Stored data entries
================
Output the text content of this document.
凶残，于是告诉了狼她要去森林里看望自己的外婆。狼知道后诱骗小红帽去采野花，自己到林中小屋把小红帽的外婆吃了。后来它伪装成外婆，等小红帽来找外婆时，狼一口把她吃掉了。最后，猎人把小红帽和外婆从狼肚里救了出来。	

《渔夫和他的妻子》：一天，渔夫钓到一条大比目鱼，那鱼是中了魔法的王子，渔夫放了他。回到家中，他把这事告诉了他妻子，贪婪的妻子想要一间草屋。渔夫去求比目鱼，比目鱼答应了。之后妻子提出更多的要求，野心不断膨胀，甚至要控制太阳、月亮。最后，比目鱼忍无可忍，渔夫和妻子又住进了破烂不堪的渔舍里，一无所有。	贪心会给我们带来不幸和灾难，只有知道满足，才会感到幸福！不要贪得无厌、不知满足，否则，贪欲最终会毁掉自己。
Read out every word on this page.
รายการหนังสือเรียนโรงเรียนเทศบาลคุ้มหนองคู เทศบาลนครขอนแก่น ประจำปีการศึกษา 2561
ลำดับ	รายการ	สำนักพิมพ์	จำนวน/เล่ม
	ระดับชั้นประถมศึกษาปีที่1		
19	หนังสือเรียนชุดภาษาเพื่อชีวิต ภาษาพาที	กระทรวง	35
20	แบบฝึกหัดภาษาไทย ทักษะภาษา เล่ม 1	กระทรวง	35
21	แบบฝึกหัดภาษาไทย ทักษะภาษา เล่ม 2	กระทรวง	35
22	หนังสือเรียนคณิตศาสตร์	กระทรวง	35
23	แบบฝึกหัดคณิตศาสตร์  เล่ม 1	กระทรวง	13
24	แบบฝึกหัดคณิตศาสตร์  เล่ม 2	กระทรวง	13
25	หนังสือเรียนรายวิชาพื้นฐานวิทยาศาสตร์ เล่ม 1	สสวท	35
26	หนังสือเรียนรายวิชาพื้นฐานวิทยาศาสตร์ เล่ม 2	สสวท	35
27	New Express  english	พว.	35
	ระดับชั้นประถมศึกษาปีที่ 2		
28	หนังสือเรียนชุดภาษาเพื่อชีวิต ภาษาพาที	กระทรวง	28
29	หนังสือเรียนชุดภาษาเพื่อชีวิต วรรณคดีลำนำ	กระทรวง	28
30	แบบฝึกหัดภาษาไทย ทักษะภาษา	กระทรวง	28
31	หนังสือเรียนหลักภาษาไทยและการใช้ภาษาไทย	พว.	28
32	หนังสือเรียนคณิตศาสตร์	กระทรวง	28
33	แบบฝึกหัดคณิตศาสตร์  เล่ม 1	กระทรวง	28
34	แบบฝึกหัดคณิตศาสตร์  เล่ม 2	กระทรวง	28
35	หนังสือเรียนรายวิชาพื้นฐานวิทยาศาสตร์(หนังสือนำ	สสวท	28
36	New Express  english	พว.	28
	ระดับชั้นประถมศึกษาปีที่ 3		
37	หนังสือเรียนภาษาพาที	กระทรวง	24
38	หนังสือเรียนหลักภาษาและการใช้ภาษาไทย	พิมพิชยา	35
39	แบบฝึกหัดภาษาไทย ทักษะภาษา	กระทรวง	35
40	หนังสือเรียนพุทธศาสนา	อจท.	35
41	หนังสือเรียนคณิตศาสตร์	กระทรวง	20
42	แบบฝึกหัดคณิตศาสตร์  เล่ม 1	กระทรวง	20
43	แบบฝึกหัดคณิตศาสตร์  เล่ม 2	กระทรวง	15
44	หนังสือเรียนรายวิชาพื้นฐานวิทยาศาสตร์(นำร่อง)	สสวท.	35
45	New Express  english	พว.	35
================
EXERCISE DETAILS → Filter the records above for lines containing the word "ยนคณ", and copy those lines.

FINAL ANSWER →
22	หนังสือเรียนคณิตศาสตร์	กระทรวง	35
32	หนังสือเรียนคณิตศาสตร์	กระทรวง	28
41	หนังสือเรียนคณิตศาสตร์	กระทรวง	20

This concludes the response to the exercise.